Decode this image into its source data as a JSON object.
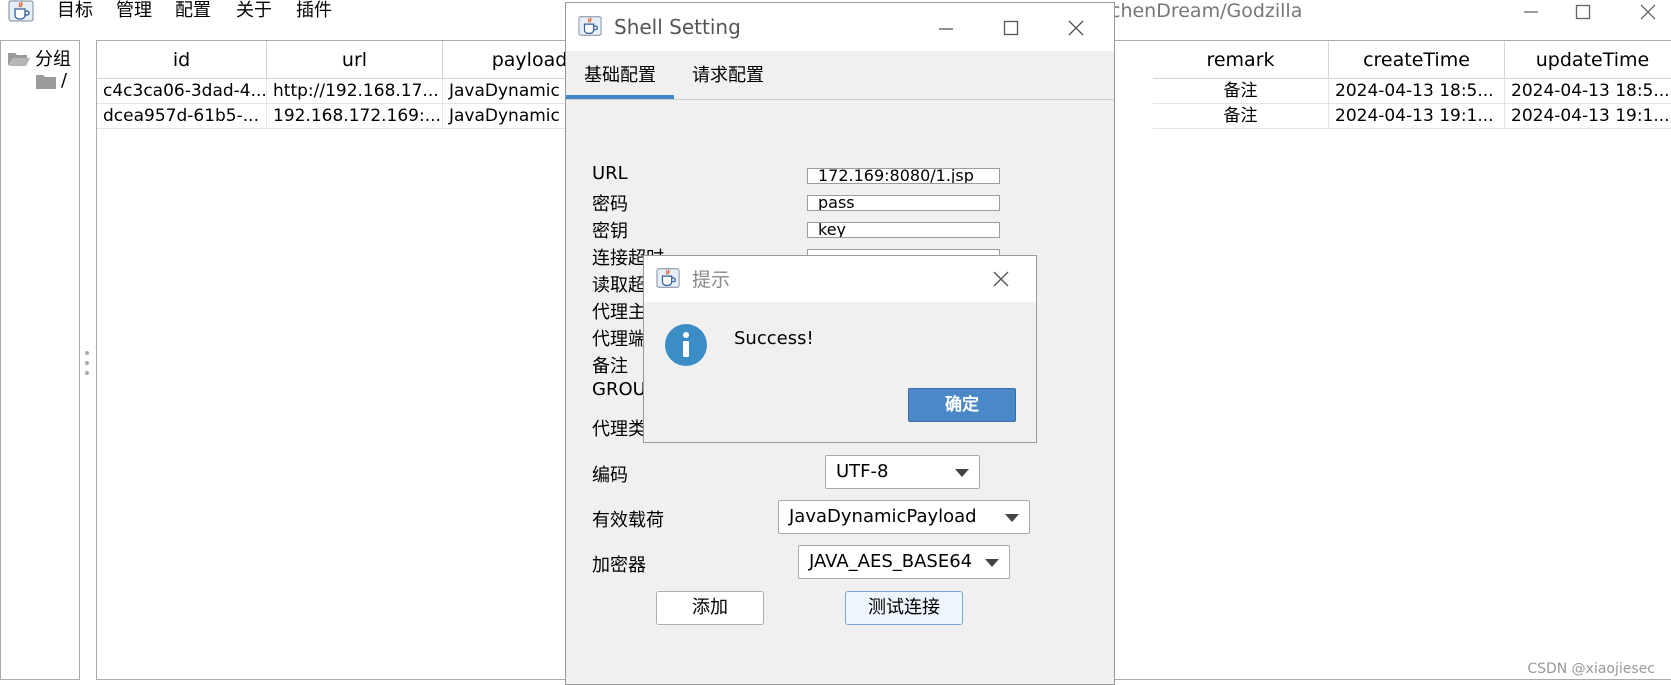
{
  "colors": {
    "accent": "#3f86cc",
    "ok_button": "#4a88c8",
    "info_icon": "#3c8dc5",
    "folder": "#9a9a9a"
  },
  "main": {
    "menu": [
      "目标",
      "管理",
      "配置",
      "关于",
      "插件"
    ],
    "title_partial": "chenDream/Godzilla",
    "icon": "java-cup-icon"
  },
  "tree": {
    "root": "分组",
    "child": "/"
  },
  "table": {
    "columns_left": [
      "id",
      "url",
      "payload"
    ],
    "columns_right": [
      "remark",
      "createTime",
      "updateTime"
    ],
    "rows": [
      {
        "id": "c4c3ca06-3dad-4...",
        "url": "http://192.168.17...",
        "payload": "JavaDynamic",
        "remark": "备注",
        "createTime": "2024-04-13 18:5...",
        "updateTime": "2024-04-13 18:5..."
      },
      {
        "id": "dcea957d-61b5-...",
        "url": "192.168.172.169:...",
        "payload": "JavaDynamic",
        "remark": "备注",
        "createTime": "2024-04-13 19:1...",
        "updateTime": "2024-04-13 19:1..."
      }
    ]
  },
  "shell_dialog": {
    "title": "Shell Setting",
    "tabs": [
      "基础配置",
      "请求配置"
    ],
    "labels": {
      "url": "URL",
      "password": "密码",
      "key": "密钥",
      "conn_timeout": "连接超时",
      "read_timeout": "读取超",
      "proxy_host": "代理主",
      "proxy_port": "代理端",
      "remark": "备注",
      "group": "GROU",
      "proxy_type": "代理类",
      "encoding": "编码",
      "payload": "有效载荷",
      "cryption": "加密器"
    },
    "values": {
      "url": "172.169:8080/1.jsp",
      "password": "pass",
      "key": "key",
      "encoding": "UTF-8",
      "payload": "JavaDynamicPayload",
      "cryption": "JAVA_AES_BASE64"
    },
    "buttons": {
      "add": "添加",
      "test": "测试连接"
    }
  },
  "message_dialog": {
    "title": "提示",
    "text": "Success!",
    "ok": "确定",
    "icon": "info-icon"
  },
  "watermark": "CSDN @xiaojiesec"
}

##############################

Only lines with the word "payload" are wanted, so copy each one from the records.

__COMPLETE OUTPUT__:
      "payload"
        "payload": "JavaDynamic",
        "payload": "JavaDynamic",
      "payload": "有效载荷",
      "payload": "JavaDynamicPayload",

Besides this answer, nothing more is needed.